**RECORD EXCERPTS**
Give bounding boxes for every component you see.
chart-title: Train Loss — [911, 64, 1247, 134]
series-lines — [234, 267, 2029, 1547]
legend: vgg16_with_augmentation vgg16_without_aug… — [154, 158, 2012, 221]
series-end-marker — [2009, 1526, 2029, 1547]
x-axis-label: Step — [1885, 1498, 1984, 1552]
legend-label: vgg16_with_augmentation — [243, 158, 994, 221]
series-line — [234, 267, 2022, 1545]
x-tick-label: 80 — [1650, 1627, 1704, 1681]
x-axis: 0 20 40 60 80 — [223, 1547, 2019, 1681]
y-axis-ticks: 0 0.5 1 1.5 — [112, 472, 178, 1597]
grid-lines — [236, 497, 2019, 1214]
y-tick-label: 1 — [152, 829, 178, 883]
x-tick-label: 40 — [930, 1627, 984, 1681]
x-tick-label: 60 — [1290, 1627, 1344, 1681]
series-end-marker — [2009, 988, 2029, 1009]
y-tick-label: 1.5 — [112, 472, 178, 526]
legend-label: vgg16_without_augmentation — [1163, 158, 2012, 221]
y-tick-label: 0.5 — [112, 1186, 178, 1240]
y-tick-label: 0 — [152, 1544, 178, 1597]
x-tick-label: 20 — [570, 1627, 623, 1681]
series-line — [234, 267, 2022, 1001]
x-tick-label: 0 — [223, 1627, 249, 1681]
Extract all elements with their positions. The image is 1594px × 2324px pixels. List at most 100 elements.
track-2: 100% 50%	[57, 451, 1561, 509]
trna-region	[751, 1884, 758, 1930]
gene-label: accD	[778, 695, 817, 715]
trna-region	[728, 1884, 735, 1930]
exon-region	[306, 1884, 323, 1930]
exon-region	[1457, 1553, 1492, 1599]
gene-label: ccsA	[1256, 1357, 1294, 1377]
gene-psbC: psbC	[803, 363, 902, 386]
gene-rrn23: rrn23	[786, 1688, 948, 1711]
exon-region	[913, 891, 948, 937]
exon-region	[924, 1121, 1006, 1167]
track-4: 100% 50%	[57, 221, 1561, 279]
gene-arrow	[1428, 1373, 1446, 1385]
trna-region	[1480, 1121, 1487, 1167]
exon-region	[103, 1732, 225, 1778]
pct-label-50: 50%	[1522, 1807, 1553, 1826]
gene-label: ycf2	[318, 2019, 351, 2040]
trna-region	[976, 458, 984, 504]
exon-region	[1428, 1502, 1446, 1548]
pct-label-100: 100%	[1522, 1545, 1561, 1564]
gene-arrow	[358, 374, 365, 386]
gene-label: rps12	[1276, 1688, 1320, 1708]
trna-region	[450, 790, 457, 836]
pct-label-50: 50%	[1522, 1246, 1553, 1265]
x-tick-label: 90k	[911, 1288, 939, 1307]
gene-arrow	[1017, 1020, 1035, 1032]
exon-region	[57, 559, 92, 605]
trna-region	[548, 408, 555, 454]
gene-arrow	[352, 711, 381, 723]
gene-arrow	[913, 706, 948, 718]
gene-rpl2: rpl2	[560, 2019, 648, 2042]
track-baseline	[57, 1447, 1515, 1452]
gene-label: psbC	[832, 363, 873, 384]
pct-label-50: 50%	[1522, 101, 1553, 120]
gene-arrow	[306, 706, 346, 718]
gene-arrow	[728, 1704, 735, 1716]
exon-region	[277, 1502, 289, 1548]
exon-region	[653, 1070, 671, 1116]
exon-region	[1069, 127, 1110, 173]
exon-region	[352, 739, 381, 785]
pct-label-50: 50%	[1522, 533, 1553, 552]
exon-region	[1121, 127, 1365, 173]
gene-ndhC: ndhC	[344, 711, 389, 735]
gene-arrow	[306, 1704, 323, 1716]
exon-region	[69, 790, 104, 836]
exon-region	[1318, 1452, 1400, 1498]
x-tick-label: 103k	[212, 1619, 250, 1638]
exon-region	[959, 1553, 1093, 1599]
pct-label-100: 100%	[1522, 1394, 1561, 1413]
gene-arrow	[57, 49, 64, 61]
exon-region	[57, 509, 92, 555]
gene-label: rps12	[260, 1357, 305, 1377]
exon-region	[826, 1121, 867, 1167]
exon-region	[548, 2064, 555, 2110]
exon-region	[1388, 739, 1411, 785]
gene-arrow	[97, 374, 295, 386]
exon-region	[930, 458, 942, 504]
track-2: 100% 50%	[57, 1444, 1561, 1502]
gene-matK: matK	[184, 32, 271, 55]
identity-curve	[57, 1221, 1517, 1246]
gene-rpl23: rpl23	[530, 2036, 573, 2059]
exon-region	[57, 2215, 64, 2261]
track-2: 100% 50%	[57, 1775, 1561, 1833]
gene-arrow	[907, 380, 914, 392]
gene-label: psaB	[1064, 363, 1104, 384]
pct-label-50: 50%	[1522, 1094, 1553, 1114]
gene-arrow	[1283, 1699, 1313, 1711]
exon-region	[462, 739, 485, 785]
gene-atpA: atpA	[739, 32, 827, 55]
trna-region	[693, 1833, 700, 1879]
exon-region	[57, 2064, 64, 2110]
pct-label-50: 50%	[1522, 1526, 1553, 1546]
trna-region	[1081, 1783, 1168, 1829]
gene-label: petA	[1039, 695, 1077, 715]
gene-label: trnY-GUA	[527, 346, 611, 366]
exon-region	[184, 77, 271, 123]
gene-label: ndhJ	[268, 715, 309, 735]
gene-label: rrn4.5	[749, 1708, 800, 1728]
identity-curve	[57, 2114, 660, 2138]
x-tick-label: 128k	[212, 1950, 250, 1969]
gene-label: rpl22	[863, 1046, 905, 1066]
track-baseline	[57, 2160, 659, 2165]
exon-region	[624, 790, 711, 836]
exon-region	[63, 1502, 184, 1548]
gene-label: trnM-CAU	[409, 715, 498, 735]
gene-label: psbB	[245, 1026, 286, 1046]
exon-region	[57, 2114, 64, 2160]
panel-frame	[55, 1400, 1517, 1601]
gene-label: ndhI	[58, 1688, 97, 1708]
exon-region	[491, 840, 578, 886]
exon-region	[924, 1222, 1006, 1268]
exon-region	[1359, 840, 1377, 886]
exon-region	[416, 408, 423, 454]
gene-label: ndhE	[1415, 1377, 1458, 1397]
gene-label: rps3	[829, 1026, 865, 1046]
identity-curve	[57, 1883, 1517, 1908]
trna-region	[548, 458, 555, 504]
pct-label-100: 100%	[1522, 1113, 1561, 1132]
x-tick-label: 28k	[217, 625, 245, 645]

**PROBLEM STATEMENT**
Copy all of the rows above word for word.

**FULL ANSWER**
Give bounding boxes for every component you see.
chart-title: Train Loss — [911, 64, 1247, 134]
series-lines — [234, 267, 2029, 1547]
legend: vgg16_with_augmentation vgg16_without_aug… — [154, 158, 2012, 221]
series-end-marker — [2009, 1526, 2029, 1547]
x-axis-label: Step — [1885, 1498, 1984, 1552]
legend-label: vgg16_with_augmentation — [243, 158, 994, 221]
series-line — [234, 267, 2022, 1545]
x-tick-label: 80 — [1650, 1627, 1704, 1681]
x-axis: 0 20 40 60 80 — [223, 1547, 2019, 1681]
y-axis-ticks: 0 0.5 1 1.5 — [112, 472, 178, 1597]
grid-lines — [236, 497, 2019, 1214]
y-tick-label: 1 — [152, 829, 178, 883]
x-tick-label: 40 — [930, 1627, 984, 1681]
x-tick-label: 60 — [1290, 1627, 1344, 1681]
series-end-marker — [2009, 988, 2029, 1009]
y-tick-label: 1.5 — [112, 472, 178, 526]
legend-label: vgg16_without_augmentation — [1163, 158, 2012, 221]
y-tick-label: 0.5 — [112, 1186, 178, 1240]
y-tick-label: 0 — [152, 1544, 178, 1597]
x-tick-label: 20 — [570, 1627, 623, 1681]
series-line — [234, 267, 2022, 1001]
x-tick-label: 0 — [223, 1627, 249, 1681]
Extract all elements with their positions. The image is 1594px × 2324px pixels. List at most 100 elements.
track-2: 100% 50%	[57, 451, 1561, 509]
trna-region	[751, 1884, 758, 1930]
gene-label: accD	[778, 695, 817, 715]
trna-region	[728, 1884, 735, 1930]
exon-region	[306, 1884, 323, 1930]
exon-region	[1457, 1553, 1492, 1599]
gene-label: ccsA	[1256, 1357, 1294, 1377]
gene-psbC: psbC	[803, 363, 902, 386]
gene-rrn23: rrn23	[786, 1688, 948, 1711]
exon-region	[913, 891, 948, 937]
exon-region	[924, 1121, 1006, 1167]
track-4: 100% 50%	[57, 221, 1561, 279]
gene-arrow	[1428, 1373, 1446, 1385]
trna-region	[1480, 1121, 1487, 1167]
exon-region	[103, 1732, 225, 1778]
pct-label-50: 50%	[1522, 1807, 1553, 1826]
gene-label: ycf2	[318, 2019, 351, 2040]
trna-region	[976, 458, 984, 504]
exon-region	[1428, 1502, 1446, 1548]
pct-label-100: 100%	[1522, 1545, 1561, 1564]
gene-arrow	[358, 374, 365, 386]
gene-label: rps12	[1276, 1688, 1320, 1708]
trna-region	[450, 790, 457, 836]
pct-label-50: 50%	[1522, 1246, 1553, 1265]
x-tick-label: 90k	[911, 1288, 939, 1307]
gene-arrow	[1017, 1020, 1035, 1032]
exon-region	[57, 559, 92, 605]
trna-region	[548, 408, 555, 454]
gene-arrow	[352, 711, 381, 723]
gene-arrow	[913, 706, 948, 718]
gene-rpl2: rpl2	[560, 2019, 648, 2042]
track-baseline	[57, 1447, 1515, 1452]
gene-label: psbC	[832, 363, 873, 384]
pct-label-50: 50%	[1522, 101, 1553, 120]
gene-arrow	[306, 706, 346, 718]
gene-arrow	[728, 1704, 735, 1716]
exon-region	[277, 1502, 289, 1548]
exon-region	[653, 1070, 671, 1116]
exon-region	[1069, 127, 1110, 173]
exon-region	[352, 739, 381, 785]
pct-label-50: 50%	[1522, 533, 1553, 552]
exon-region	[1121, 127, 1365, 173]
gene-ndhC: ndhC	[344, 711, 389, 735]
gene-arrow	[306, 1704, 323, 1716]
exon-region	[69, 790, 104, 836]
exon-region	[1318, 1452, 1400, 1498]
x-tick-label: 103k	[212, 1619, 250, 1638]
exon-region	[959, 1553, 1093, 1599]
pct-label-100: 100%	[1522, 1394, 1561, 1413]
gene-arrow	[57, 49, 64, 61]
exon-region	[57, 509, 92, 555]
gene-label: rps12	[260, 1357, 305, 1377]
exon-region	[826, 1121, 867, 1167]
exon-region	[548, 2064, 555, 2110]
exon-region	[1388, 739, 1411, 785]
gene-arrow	[97, 374, 295, 386]
exon-region	[930, 458, 942, 504]
track-2: 100% 50%	[57, 1444, 1561, 1502]
gene-matK: matK	[184, 32, 271, 55]
identity-curve	[57, 1221, 1517, 1246]
gene-rpl23: rpl23	[530, 2036, 573, 2059]
exon-region	[57, 2215, 64, 2261]
track-2: 100% 50%	[57, 1775, 1561, 1833]
gene-arrow	[907, 380, 914, 392]
gene-label: psaB	[1064, 363, 1104, 384]
pct-label-50: 50%	[1522, 1094, 1553, 1114]
gene-arrow	[1283, 1699, 1313, 1711]
exon-region	[462, 739, 485, 785]
gene-atpA: atpA	[739, 32, 827, 55]
trna-region	[693, 1833, 700, 1879]
exon-region	[57, 2064, 64, 2110]
pct-label-50: 50%	[1522, 1526, 1553, 1546]
trna-region	[1081, 1783, 1168, 1829]
gene-label: petA	[1039, 695, 1077, 715]
gene-label: trnY-GUA	[527, 346, 611, 366]
exon-region	[184, 77, 271, 123]
gene-label: ndhJ	[268, 715, 309, 735]
gene-label: rrn4.5	[749, 1708, 800, 1728]
identity-curve	[57, 2114, 660, 2138]
x-tick-label: 128k	[212, 1950, 250, 1969]
gene-label: rpl22	[863, 1046, 905, 1066]
track-baseline	[57, 2160, 659, 2165]
exon-region	[624, 790, 711, 836]
exon-region	[63, 1502, 184, 1548]
gene-label: trnM-CAU	[409, 715, 498, 735]
gene-label: psbB	[245, 1026, 286, 1046]
exon-region	[57, 2114, 64, 2160]
panel-frame	[55, 1400, 1517, 1601]
gene-label: ndhI	[58, 1688, 97, 1708]
exon-region	[491, 840, 578, 886]
exon-region	[924, 1222, 1006, 1268]
exon-region	[1359, 840, 1377, 886]
exon-region	[416, 408, 423, 454]
gene-label: ndhE	[1415, 1377, 1458, 1397]
gene-label: rps3	[829, 1026, 865, 1046]
identity-curve	[57, 1883, 1517, 1908]
trna-region	[548, 458, 555, 504]
pct-label-100: 100%	[1522, 1113, 1561, 1132]
x-tick-label: 28k	[217, 625, 245, 645]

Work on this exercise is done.